#### Document section:
Pat Hayes wrote: (01)
>> Not necessarily a quantifier. Perhaps mislead by the syntactic
>> similarity of IKL (and KIF, for that matter), I was thinking in terms
>> of LISP (Scheme, for that matter). Then, a syntactic binder is not
>> necessarily a quantifier, as in a do-loop, it can be a lambda
>> expression, or the syntactic sugar let:
>>
>> (let ((x 1))
>> (= (tnb 'x') x))
>> (let ((x 2))
>> (= (tnb 'x') x))
>>
>> => true
>> => true
>>
>> though 'x' does not denote the same object in the whole scope.
>
> That is what I meant, yes. But in normal assertional logic, the
> quantifiers are the only such name-binding operators. Of course all
> these languages can be rendered down into functors applied to a single
> binder, usually lambda.
>
> BUt contexts in context logic play a rather different role: in
> particular, there is no explicit name binding syntax, only the notion
> that a name may (or may not) denote differently when asserted relative
> to a context. Contextual assertion is more like inclusion inside a modal
> operator than being in a syntactic binding scope. (02)
Then this is not what I meant. (03)
>> You can have referential transparence with lexical scoping. The point
>> is not to have dynamic scoping. A purely functional language is
>> referentially transparent, though names have meanings dependent on the
>> context (the environment).

#### Given data:
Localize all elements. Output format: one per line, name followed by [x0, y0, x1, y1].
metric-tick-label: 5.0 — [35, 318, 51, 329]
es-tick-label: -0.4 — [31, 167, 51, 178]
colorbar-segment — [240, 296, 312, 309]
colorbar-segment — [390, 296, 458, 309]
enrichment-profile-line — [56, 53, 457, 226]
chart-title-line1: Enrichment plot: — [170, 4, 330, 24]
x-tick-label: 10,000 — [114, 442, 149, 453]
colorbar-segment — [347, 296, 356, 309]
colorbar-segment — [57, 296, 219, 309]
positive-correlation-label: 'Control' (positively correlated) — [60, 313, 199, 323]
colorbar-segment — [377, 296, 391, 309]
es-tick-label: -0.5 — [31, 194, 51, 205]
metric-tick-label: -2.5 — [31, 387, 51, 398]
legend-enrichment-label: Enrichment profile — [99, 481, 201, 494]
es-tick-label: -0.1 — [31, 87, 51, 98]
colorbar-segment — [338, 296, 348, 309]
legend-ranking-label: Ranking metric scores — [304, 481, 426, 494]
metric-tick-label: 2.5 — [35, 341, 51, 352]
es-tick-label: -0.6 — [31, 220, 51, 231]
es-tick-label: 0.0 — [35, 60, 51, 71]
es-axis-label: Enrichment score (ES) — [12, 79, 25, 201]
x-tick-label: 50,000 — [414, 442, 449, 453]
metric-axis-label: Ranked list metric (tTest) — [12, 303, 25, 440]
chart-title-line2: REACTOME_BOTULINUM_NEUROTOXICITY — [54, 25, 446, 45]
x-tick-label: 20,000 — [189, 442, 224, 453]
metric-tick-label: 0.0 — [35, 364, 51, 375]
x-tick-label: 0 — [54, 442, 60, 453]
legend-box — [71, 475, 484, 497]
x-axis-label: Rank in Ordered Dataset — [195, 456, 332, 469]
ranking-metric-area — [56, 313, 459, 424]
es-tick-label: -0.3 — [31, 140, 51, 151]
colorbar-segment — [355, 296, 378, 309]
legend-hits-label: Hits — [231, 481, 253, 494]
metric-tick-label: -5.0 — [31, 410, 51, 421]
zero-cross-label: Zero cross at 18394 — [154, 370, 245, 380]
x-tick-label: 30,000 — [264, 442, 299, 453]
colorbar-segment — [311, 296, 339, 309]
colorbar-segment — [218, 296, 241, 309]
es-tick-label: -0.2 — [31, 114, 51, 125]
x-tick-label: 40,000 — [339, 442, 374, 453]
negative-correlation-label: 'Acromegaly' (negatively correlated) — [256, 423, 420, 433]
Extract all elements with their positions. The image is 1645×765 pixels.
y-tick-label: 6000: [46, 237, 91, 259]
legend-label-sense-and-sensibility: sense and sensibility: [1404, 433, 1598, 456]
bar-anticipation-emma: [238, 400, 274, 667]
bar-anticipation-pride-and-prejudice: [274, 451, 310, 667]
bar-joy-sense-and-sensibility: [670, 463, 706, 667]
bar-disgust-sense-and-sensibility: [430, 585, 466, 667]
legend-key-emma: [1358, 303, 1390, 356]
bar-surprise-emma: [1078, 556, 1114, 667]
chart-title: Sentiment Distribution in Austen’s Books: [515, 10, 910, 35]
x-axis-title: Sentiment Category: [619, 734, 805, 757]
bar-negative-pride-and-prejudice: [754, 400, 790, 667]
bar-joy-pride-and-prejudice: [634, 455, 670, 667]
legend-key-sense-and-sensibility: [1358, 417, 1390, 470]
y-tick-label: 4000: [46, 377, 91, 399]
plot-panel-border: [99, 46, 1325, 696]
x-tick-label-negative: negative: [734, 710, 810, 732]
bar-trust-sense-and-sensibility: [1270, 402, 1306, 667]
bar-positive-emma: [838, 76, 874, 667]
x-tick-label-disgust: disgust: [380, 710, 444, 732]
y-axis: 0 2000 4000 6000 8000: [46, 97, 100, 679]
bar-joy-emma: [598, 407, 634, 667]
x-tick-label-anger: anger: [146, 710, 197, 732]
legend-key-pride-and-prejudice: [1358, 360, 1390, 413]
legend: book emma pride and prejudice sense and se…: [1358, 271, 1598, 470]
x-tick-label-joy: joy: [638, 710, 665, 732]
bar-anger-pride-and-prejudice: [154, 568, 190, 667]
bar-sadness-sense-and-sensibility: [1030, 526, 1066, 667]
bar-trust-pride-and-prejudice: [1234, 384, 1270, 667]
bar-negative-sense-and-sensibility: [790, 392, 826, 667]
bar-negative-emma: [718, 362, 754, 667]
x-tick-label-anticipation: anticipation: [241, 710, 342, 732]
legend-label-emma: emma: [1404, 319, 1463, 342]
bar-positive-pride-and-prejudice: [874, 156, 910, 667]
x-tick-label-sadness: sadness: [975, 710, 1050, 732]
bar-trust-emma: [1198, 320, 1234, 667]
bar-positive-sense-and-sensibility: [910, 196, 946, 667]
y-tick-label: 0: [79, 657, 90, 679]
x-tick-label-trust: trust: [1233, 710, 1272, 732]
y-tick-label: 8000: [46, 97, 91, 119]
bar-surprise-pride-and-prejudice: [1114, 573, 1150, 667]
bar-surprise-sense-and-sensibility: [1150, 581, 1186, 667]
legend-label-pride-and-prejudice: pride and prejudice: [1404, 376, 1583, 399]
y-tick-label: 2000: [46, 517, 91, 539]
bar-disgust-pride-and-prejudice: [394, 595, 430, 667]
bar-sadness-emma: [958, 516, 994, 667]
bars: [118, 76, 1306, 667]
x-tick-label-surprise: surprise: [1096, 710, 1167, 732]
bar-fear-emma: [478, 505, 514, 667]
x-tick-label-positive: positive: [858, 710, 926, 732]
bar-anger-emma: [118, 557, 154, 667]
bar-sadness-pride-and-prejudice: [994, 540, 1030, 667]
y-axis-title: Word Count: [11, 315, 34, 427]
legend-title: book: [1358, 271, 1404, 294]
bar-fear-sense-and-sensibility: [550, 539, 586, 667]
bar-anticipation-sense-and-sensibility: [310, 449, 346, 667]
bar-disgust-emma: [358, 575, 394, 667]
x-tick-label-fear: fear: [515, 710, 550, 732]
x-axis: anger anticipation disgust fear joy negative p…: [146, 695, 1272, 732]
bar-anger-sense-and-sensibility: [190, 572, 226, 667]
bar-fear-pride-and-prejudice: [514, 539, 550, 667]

#### What you are asked to do:
List every programming or logic language named in the message.

#### Problem solution:
IKL, KIF, LISP, Scheme